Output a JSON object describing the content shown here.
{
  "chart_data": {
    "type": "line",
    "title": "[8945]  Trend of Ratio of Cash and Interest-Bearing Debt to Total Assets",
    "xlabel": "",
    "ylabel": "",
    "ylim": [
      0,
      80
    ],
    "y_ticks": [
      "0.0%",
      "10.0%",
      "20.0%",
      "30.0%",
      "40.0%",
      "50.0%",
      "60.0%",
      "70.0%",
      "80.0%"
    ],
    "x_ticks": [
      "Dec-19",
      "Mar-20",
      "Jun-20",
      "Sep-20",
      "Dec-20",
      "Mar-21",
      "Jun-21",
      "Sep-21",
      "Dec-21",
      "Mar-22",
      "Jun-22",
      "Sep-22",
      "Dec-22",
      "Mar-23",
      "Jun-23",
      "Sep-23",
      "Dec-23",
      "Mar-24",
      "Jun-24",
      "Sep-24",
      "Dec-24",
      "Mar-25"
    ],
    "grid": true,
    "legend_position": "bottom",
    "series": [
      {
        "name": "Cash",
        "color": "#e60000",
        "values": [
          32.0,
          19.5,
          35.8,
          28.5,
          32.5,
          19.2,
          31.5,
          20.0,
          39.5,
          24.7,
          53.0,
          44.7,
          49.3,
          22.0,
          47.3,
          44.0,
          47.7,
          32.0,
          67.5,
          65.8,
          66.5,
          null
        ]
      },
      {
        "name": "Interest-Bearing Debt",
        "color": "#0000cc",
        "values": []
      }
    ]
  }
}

- - - -

Exercise => Copy each line from the records above that includes the string "Bearing".

Response for this exercise =>
    "title": "[8945]  Trend of Ratio of Cash and Interest-Bearing Debt to Total Assets",
        "name": "Interest-Bearing Debt",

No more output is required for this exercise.